- **Task statement**
Transcribe the material below exactly as it appears.
-- Provided entries start --
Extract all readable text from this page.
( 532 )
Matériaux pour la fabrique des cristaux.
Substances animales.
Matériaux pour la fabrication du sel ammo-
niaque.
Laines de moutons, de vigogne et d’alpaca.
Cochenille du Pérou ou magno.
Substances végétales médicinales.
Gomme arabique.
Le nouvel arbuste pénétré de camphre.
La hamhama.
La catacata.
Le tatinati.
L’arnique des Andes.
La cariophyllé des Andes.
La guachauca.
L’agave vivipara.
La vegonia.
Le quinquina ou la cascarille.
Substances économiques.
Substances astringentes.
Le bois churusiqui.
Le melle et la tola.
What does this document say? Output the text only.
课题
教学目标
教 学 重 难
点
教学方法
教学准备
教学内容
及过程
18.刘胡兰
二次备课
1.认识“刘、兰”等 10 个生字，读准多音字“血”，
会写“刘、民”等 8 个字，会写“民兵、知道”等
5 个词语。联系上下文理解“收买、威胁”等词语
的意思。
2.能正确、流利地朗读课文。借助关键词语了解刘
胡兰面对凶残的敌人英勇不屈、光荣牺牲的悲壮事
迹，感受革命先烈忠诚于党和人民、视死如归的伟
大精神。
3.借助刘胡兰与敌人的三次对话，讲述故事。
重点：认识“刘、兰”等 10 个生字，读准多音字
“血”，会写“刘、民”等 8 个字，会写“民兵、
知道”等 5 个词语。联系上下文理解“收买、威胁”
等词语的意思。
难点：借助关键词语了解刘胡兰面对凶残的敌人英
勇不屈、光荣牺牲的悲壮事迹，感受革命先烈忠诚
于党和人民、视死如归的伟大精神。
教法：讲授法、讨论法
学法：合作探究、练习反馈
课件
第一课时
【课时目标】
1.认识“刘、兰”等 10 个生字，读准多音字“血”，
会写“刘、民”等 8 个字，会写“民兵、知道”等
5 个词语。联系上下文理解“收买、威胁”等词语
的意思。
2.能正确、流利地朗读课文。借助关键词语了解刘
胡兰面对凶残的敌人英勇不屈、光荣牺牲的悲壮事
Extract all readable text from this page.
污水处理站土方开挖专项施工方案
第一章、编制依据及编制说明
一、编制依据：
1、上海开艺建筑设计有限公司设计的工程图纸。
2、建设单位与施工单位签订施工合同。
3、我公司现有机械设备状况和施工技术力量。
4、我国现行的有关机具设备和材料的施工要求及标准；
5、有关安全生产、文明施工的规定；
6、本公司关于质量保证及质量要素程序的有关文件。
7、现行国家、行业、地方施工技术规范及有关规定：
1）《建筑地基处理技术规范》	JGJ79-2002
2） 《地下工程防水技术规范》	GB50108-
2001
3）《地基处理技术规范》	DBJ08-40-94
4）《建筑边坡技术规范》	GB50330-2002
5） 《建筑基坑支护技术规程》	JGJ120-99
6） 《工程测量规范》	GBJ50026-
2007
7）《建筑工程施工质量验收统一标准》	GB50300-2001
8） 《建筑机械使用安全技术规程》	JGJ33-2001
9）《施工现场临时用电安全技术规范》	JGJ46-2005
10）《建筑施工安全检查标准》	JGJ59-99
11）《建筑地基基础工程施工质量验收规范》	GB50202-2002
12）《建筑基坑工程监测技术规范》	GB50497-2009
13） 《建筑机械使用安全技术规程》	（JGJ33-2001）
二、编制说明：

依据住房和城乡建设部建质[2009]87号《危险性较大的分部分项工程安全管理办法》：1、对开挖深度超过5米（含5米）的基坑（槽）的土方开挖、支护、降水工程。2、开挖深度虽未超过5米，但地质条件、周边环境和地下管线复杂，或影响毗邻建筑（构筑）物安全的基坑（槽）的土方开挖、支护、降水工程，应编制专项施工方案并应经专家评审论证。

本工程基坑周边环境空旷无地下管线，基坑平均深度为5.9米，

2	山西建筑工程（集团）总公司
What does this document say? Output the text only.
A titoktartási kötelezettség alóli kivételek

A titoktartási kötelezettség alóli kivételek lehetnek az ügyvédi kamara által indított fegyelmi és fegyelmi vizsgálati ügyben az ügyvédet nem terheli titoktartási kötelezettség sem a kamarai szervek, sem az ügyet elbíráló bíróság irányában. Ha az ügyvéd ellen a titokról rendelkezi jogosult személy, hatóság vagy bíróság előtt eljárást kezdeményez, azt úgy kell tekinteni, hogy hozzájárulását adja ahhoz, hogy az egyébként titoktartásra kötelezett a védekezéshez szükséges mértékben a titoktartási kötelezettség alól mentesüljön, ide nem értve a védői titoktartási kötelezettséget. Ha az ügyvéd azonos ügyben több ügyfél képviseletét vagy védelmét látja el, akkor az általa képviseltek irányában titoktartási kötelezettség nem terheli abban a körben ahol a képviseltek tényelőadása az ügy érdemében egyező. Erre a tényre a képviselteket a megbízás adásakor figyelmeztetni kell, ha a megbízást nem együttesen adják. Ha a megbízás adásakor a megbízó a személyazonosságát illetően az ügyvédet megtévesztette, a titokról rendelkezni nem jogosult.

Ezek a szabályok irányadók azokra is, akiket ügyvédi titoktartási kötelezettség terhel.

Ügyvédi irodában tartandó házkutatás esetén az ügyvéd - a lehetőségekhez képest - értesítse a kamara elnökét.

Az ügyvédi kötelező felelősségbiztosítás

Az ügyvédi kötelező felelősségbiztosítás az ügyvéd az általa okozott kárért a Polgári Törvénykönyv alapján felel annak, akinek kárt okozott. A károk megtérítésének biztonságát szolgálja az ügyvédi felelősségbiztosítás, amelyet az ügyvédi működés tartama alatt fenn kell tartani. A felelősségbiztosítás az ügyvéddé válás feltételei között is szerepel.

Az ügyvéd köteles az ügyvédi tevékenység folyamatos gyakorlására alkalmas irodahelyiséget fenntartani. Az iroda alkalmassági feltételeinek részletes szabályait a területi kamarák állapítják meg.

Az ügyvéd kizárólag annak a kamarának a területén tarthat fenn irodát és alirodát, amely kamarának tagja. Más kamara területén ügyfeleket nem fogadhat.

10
-- Provided entries end --
- **Reply**
Extract all readable text from this page.
( 532 )
Matériaux pour la fabrique des cristaux.
Substances animales.
Matériaux pour la fabrication du sel ammo-
niaque.
Laines de moutons, de vigogne et d’alpaca.
Cochenille du Pérou ou magno.
Substances végétales médicinales.
Gomme arabique.
Le nouvel arbuste pénétré de camphre.
La hamhama.
La catacata.
Le tatinati.
L’arnique des Andes.
La cariophyllé des Andes.
La guachauca.
L’agave vivipara.
La vegonia.
Le quinquina ou la cascarille.
Substances économiques.
Substances astringentes.
Le bois churusiqui.
Le melle et la tola.
What does this document say? Output the text only.
课题
教学目标
教 学 重 难
点
教学方法
教学准备
教学内容
及过程
18.刘胡兰
二次备课
1.认识“刘、兰”等 10 个生字，读准多音字“血”，
会写“刘、民”等 8 个字，会写“民兵、知道”等
5 个词语。联系上下文理解“收买、威胁”等词语
的意思。
2.能正确、流利地朗读课文。借助关键词语了解刘
胡兰面对凶残的敌人英勇不屈、光荣牺牲的悲壮事
迹，感受革命先烈忠诚于党和人民、视死如归的伟
大精神。
3.借助刘胡兰与敌人的三次对话，讲述故事。
重点：认识“刘、兰”等 10 个生字，读准多音字
“血”，会写“刘、民”等 8 个字，会写“民兵、
知道”等 5 个词语。联系上下文理解“收买、威胁”
等词语的意思。
难点：借助关键词语了解刘胡兰面对凶残的敌人英
勇不屈、光荣牺牲的悲壮事迹，感受革命先烈忠诚
于党和人民、视死如归的伟大精神。
教法：讲授法、讨论法
学法：合作探究、练习反馈
课件
第一课时
【课时目标】
1.认识“刘、兰”等 10 个生字，读准多音字“血”，
会写“刘、民”等 8 个字，会写“民兵、知道”等
5 个词语。联系上下文理解“收买、威胁”等词语
的意思。
2.能正确、流利地朗读课文。借助关键词语了解刘
胡兰面对凶残的敌人英勇不屈、光荣牺牲的悲壮事
Extract all readable text from this page.
污水处理站土方开挖专项施工方案
第一章、编制依据及编制说明
一、编制依据：
1、上海开艺建筑设计有限公司设计的工程图纸。
2、建设单位与施工单位签订施工合同。
3、我公司现有机械设备状况和施工技术力量。
4、我国现行的有关机具设备和材料的施工要求及标准；
5、有关安全生产、文明施工的规定；
6、本公司关于质量保证及质量要素程序的有关文件。
7、现行国家、行业、地方施工技术规范及有关规定：
1）《建筑地基处理技术规范》	JGJ79-2002
2） 《地下工程防水技术规范》	GB50108-
2001
3）《地基处理技术规范》	DBJ08-40-94
4）《建筑边坡技术规范》	GB50330-2002
5） 《建筑基坑支护技术规程》	JGJ120-99
6） 《工程测量规范》	GBJ50026-
2007
7）《建筑工程施工质量验收统一标准》	GB50300-2001
8） 《建筑机械使用安全技术规程》	JGJ33-2001
9）《施工现场临时用电安全技术规范》	JGJ46-2005
10）《建筑施工安全检查标准》	JGJ59-99
11）《建筑地基基础工程施工质量验收规范》	GB50202-2002
12）《建筑基坑工程监测技术规范》	GB50497-2009
13） 《建筑机械使用安全技术规程》	（JGJ33-2001）
二、编制说明：

依据住房和城乡建设部建质[2009]87号《危险性较大的分部分项工程安全管理办法》：1、对开挖深度超过5米（含5米）的基坑（槽）的土方开挖、支护、降水工程。2、开挖深度虽未超过5米，但地质条件、周边环境和地下管线复杂，或影响毗邻建筑（构筑）物安全的基坑（槽）的土方开挖、支护、降水工程，应编制专项施工方案并应经专家评审论证。

本工程基坑周边环境空旷无地下管线，基坑平均深度为5.9米，

2	山西建筑工程（集团）总公司
What does this document say? Output the text only.
A titoktartási kötelezettség alóli kivételek

A titoktartási kötelezettség alóli kivételek lehetnek az ügyvédi kamara által indított fegyelmi és fegyelmi vizsgálati ügyben az ügyvédet nem terheli titoktartási kötelezettség sem a kamarai szervek, sem az ügyet elbíráló bíróság irányában. Ha az ügyvéd ellen a titokról rendelkezi jogosult személy, hatóság vagy bíróság előtt eljárást kezdeményez, azt úgy kell tekinteni, hogy hozzájárulását adja ahhoz, hogy az egyébként titoktartásra kötelezett a védekezéshez szükséges mértékben a titoktartási kötelezettség alól mentesüljön, ide nem értve a védői titoktartási kötelezettséget. Ha az ügyvéd azonos ügyben több ügyfél képviseletét vagy védelmét látja el, akkor az általa képviseltek irányában titoktartási kötelezettség nem terheli abban a körben ahol a képviseltek tényelőadása az ügy érdemében egyező. Erre a tényre a képviselteket a megbízás adásakor figyelmeztetni kell, ha a megbízást nem együttesen adják. Ha a megbízás adásakor a megbízó a személyazonosságát illetően az ügyvédet megtévesztette, a titokról rendelkezni nem jogosult.

Ezek a szabályok irányadók azokra is, akiket ügyvédi titoktartási kötelezettség terhel.

Ügyvédi irodában tartandó házkutatás esetén az ügyvéd - a lehetőségekhez képest - értesítse a kamara elnökét.

Az ügyvédi kötelező felelősségbiztosítás

Az ügyvédi kötelező felelősségbiztosítás az ügyvéd az általa okozott kárért a Polgári Törvénykönyv alapján felel annak, akinek kárt okozott. A károk megtérítésének biztonságát szolgálja az ügyvédi felelősségbiztosítás, amelyet az ügyvédi működés tartama alatt fenn kell tartani. A felelősségbiztosítás az ügyvéddé válás feltételei között is szerepel.

Az ügyvéd köteles az ügyvédi tevékenység folyamatos gyakorlására alkalmas irodahelyiséget fenntartani. Az iroda alkalmassági feltételeinek részletes szabályait a területi kamarák állapítják meg.

Az ügyvéd kizárólag annak a kamarának a területén tarthat fenn irodát és alirodát, amely kamarának tagja. Más kamara területén ügyfeleket nem fogadhat.

10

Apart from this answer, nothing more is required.